[TASK OBJECTIVE] Please retype the records below exactly, leaving out any pictures.

--- Begin ---

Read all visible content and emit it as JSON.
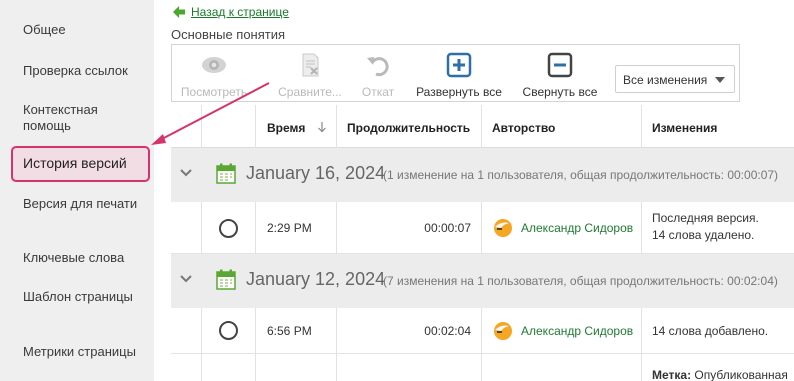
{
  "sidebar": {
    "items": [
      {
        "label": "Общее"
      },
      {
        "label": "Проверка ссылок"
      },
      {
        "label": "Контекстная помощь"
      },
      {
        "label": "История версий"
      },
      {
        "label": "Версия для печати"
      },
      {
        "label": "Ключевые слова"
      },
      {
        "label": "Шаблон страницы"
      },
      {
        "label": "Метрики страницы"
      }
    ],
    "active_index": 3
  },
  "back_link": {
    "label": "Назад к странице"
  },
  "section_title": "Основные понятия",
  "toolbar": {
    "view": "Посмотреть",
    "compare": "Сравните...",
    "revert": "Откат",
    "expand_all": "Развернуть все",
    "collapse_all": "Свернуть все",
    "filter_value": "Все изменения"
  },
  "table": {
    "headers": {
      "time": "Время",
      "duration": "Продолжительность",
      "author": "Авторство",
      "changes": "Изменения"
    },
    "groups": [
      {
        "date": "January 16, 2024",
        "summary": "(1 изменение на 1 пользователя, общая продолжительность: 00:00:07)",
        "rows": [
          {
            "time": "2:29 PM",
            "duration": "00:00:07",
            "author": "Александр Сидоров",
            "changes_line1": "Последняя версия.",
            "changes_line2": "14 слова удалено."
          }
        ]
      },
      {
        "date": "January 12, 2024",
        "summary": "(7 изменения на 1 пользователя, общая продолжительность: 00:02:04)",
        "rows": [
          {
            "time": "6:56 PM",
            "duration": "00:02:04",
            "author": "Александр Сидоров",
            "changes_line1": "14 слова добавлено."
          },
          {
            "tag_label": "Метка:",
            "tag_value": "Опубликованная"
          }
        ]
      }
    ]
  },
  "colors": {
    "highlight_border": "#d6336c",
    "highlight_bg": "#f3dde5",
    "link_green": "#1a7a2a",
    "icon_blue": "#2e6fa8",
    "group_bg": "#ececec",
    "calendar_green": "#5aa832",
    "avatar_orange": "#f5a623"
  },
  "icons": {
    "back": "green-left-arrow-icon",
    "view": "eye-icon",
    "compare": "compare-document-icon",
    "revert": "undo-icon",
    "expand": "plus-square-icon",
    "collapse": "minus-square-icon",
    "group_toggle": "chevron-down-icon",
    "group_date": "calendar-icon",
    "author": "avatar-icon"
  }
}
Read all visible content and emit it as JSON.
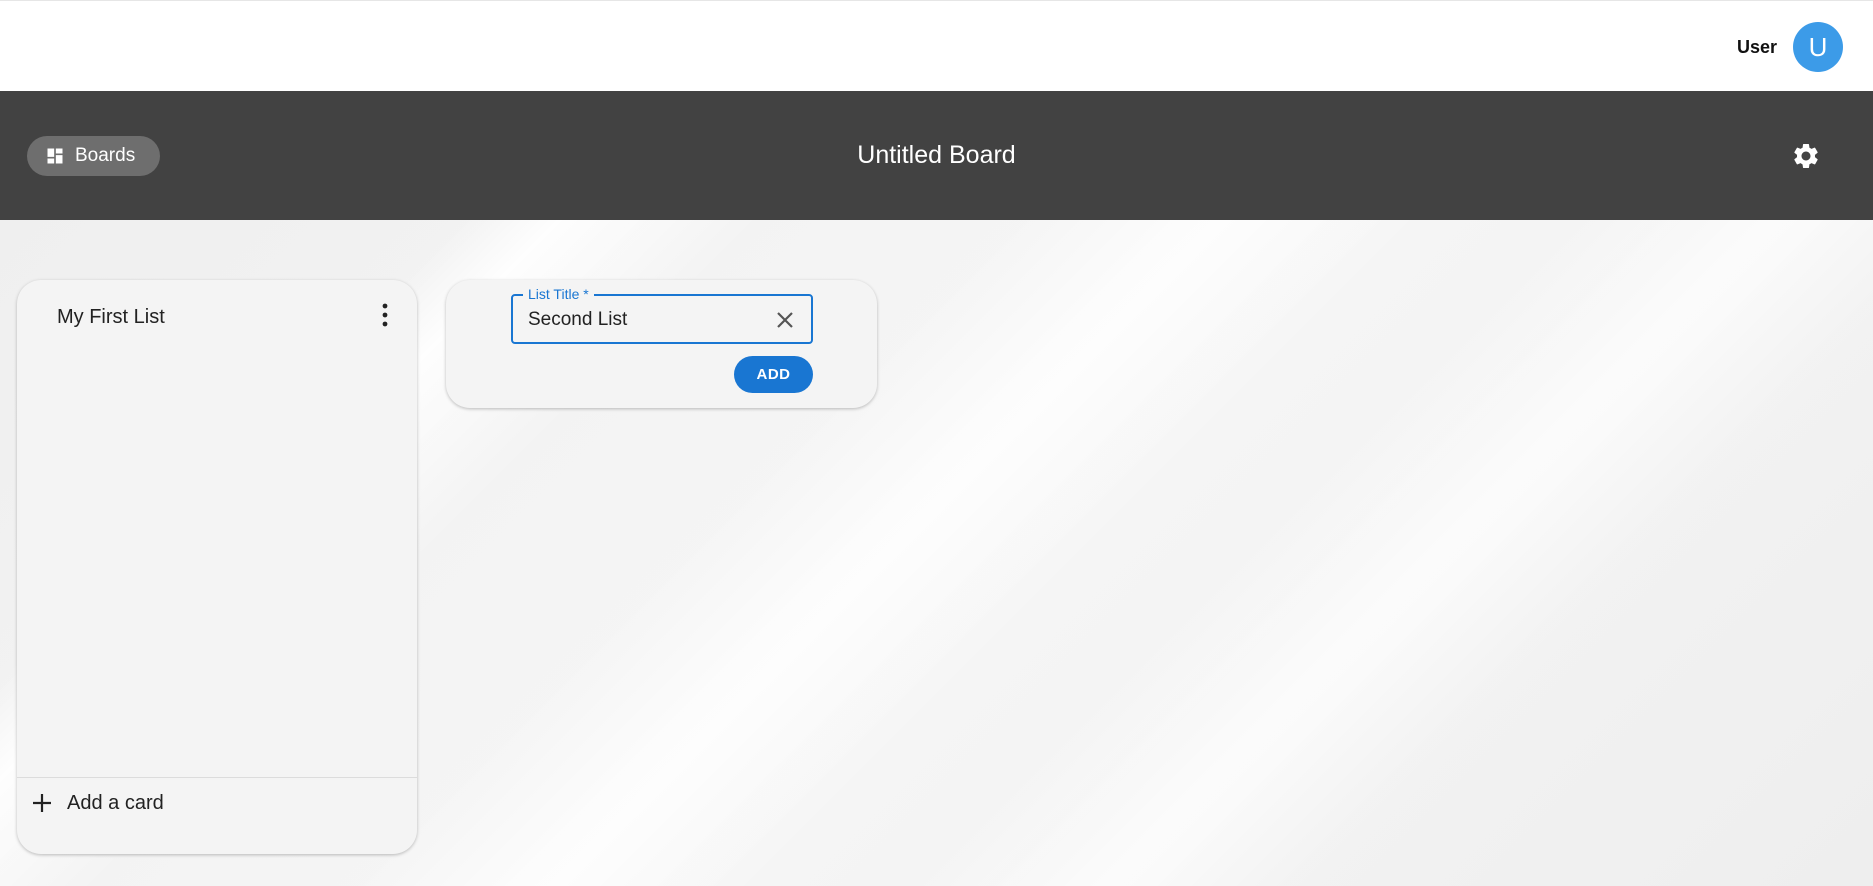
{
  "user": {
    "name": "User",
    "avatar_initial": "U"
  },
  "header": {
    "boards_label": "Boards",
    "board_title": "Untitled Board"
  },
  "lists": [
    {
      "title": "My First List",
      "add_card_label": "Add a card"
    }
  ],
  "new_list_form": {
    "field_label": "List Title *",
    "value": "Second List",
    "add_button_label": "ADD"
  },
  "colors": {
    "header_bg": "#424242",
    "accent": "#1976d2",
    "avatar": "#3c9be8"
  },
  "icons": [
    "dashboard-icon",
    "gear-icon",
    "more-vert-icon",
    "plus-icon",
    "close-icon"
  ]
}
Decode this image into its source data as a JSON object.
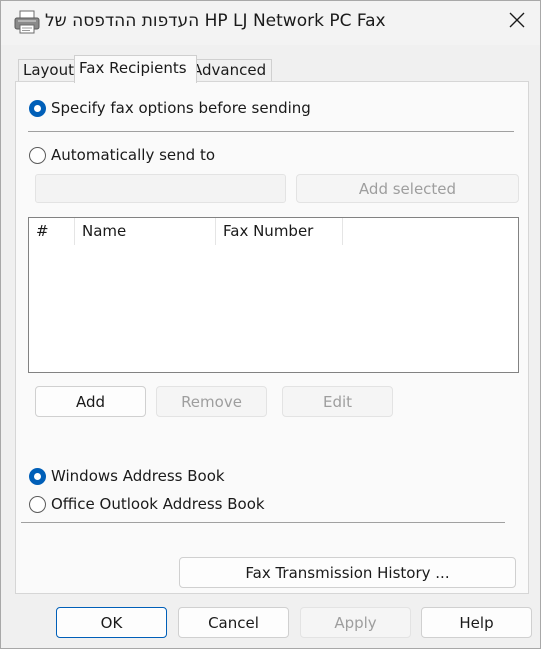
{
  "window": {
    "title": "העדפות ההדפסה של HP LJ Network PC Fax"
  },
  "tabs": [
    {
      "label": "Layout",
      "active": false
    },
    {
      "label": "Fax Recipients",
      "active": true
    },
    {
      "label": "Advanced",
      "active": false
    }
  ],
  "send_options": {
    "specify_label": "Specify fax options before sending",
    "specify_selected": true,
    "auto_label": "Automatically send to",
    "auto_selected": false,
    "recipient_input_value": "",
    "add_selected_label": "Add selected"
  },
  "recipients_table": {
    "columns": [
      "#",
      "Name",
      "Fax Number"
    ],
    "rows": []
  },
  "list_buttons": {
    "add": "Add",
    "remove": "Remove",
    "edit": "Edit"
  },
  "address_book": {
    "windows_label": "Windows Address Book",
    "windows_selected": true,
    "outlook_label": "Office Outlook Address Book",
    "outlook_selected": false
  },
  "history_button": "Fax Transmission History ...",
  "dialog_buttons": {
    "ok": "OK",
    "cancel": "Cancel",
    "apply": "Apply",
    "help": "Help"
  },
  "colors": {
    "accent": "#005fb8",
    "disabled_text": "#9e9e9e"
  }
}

--- End ---

[WRITTEN RESPONSE]
Read all visible content and emit it as JSON.
{
  "sidebar": {
    "items": [
      {
        "label": "Общее"
      },
      {
        "label": "Проверка ссылок"
      },
      {
        "label": "Контекстная помощь"
      },
      {
        "label": "История версий"
      },
      {
        "label": "Версия для печати"
      },
      {
        "label": "Ключевые слова"
      },
      {
        "label": "Шаблон страницы"
      },
      {
        "label": "Метрики страницы"
      }
    ],
    "active_index": 3
  },
  "back_link": {
    "label": "Назад к странице"
  },
  "section_title": "Основные понятия",
  "toolbar": {
    "view": "Посмотреть",
    "compare": "Сравните...",
    "revert": "Откат",
    "expand_all": "Развернуть все",
    "collapse_all": "Свернуть все",
    "filter_value": "Все изменения"
  },
  "table": {
    "headers": {
      "time": "Время",
      "duration": "Продолжительность",
      "author": "Авторство",
      "changes": "Изменения"
    },
    "groups": [
      {
        "date": "January 16, 2024",
        "summary": "(1 изменение на 1 пользователя, общая продолжительность: 00:00:07)",
        "rows": [
          {
            "time": "2:29 PM",
            "duration": "00:00:07",
            "author": "Александр Сидоров",
            "changes_line1": "Последняя версия.",
            "changes_line2": "14 слова удалено."
          }
        ]
      },
      {
        "date": "January 12, 2024",
        "summary": "(7 изменения на 1 пользователя, общая продолжительность: 00:02:04)",
        "rows": [
          {
            "time": "6:56 PM",
            "duration": "00:02:04",
            "author": "Александр Сидоров",
            "changes_line1": "14 слова добавлено."
          },
          {
            "tag_label": "Метка:",
            "tag_value": "Опубликованная"
          }
        ]
      }
    ]
  },
  "colors": {
    "highlight_border": "#d6336c",
    "highlight_bg": "#f3dde5",
    "link_green": "#1a7a2a",
    "icon_blue": "#2e6fa8",
    "group_bg": "#ececec",
    "calendar_green": "#5aa832",
    "avatar_orange": "#f5a623"
  },
  "icons": {
    "back": "green-left-arrow-icon",
    "view": "eye-icon",
    "compare": "compare-document-icon",
    "revert": "undo-icon",
    "expand": "plus-square-icon",
    "collapse": "minus-square-icon",
    "group_toggle": "chevron-down-icon",
    "group_date": "calendar-icon",
    "author": "avatar-icon"
  }
}
Read all visible content and emit it as JSON.
{
  "user": {
    "name": "User",
    "avatar_initial": "U"
  },
  "header": {
    "boards_label": "Boards",
    "board_title": "Untitled Board"
  },
  "lists": [
    {
      "title": "My First List",
      "add_card_label": "Add a card"
    }
  ],
  "new_list_form": {
    "field_label": "List Title *",
    "value": "Second List",
    "add_button_label": "ADD"
  },
  "colors": {
    "header_bg": "#424242",
    "accent": "#1976d2",
    "avatar": "#3c9be8"
  },
  "icons": [
    "dashboard-icon",
    "gear-icon",
    "more-vert-icon",
    "plus-icon",
    "close-icon"
  ]
}
Decode this image into its source data as a JSON object.
{
  "window": {
    "title": "העדפות ההדפסה של HP LJ Network PC Fax"
  },
  "tabs": [
    {
      "label": "Layout",
      "active": false
    },
    {
      "label": "Fax Recipients",
      "active": true
    },
    {
      "label": "Advanced",
      "active": false
    }
  ],
  "send_options": {
    "specify_label": "Specify fax options before sending",
    "specify_selected": true,
    "auto_label": "Automatically send to",
    "auto_selected": false,
    "recipient_input_value": "",
    "add_selected_label": "Add selected"
  },
  "recipients_table": {
    "columns": [
      "#",
      "Name",
      "Fax Number"
    ],
    "rows": []
  },
  "list_buttons": {
    "add": "Add",
    "remove": "Remove",
    "edit": "Edit"
  },
  "address_book": {
    "windows_label": "Windows Address Book",
    "windows_selected": true,
    "outlook_label": "Office Outlook Address Book",
    "outlook_selected": false
  },
  "history_button": "Fax Transmission History ...",
  "dialog_buttons": {
    "ok": "OK",
    "cancel": "Cancel",
    "apply": "Apply",
    "help": "Help"
  },
  "colors": {
    "accent": "#005fb8",
    "disabled_text": "#9e9e9e"
  }
}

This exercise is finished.